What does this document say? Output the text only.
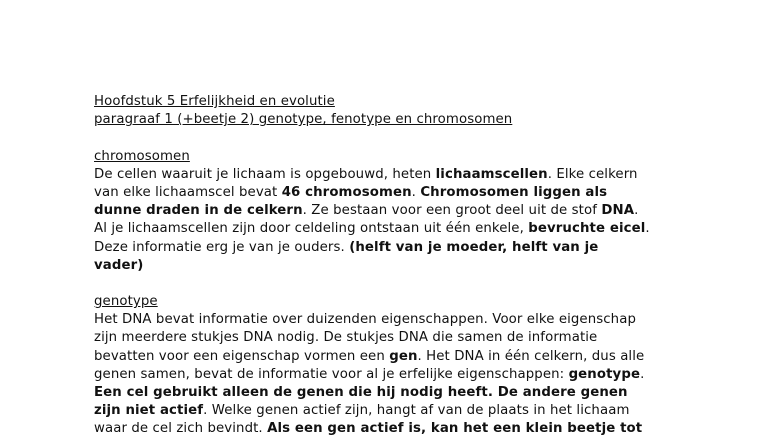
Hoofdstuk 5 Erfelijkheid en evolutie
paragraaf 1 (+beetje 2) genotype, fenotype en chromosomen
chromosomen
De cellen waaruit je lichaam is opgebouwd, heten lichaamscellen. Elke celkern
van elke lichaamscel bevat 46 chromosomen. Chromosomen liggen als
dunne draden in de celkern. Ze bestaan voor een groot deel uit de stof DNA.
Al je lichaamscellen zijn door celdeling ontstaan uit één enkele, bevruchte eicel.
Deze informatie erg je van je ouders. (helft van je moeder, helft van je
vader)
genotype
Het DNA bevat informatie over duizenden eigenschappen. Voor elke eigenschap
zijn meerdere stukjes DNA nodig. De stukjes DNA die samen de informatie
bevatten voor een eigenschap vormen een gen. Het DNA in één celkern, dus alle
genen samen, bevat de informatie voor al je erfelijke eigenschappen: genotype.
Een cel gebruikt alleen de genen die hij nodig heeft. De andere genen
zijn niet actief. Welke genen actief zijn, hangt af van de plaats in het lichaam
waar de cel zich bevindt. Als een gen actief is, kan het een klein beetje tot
--
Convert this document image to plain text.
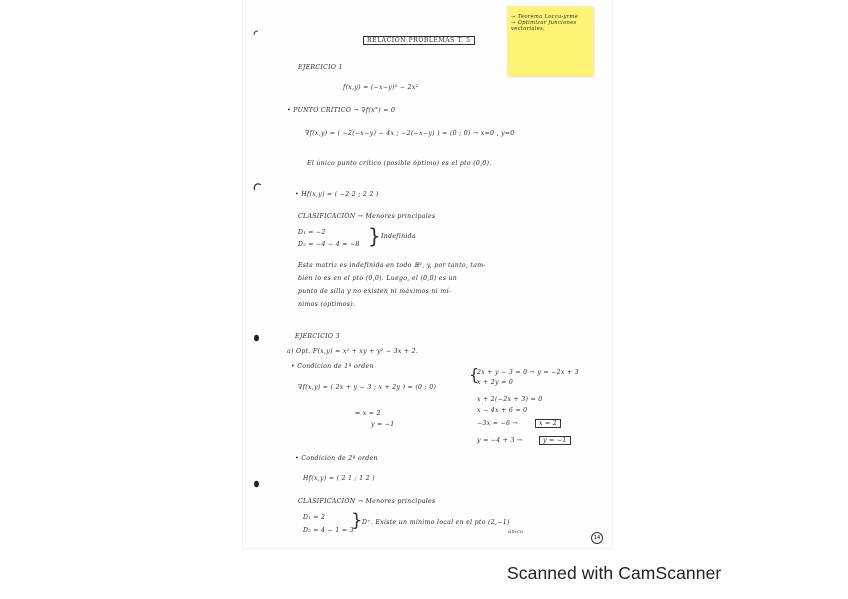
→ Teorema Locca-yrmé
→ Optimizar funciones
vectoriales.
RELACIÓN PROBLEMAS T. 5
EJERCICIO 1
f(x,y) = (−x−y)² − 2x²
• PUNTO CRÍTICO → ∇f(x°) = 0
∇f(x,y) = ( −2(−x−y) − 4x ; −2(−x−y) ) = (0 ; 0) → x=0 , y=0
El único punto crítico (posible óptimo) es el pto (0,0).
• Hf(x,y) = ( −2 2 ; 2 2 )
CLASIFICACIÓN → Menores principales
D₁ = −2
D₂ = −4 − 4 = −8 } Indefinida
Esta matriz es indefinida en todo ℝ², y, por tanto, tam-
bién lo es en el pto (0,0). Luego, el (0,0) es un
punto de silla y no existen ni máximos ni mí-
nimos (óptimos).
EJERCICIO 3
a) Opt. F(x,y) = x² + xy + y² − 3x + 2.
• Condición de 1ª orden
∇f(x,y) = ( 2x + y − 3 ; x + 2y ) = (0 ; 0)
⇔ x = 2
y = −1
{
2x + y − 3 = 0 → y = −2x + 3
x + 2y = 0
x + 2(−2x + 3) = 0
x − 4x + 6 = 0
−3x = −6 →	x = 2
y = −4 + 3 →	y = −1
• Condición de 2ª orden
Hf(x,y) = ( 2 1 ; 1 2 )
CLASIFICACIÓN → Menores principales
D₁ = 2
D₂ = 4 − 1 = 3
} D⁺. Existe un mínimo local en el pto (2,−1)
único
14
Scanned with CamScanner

WRITTEN REQUEST:
Go over the data above and copy every line that has the word "text" in it.

TASK ANSWER:
What does this document say? Output the text only.
Convert this document image to plain text.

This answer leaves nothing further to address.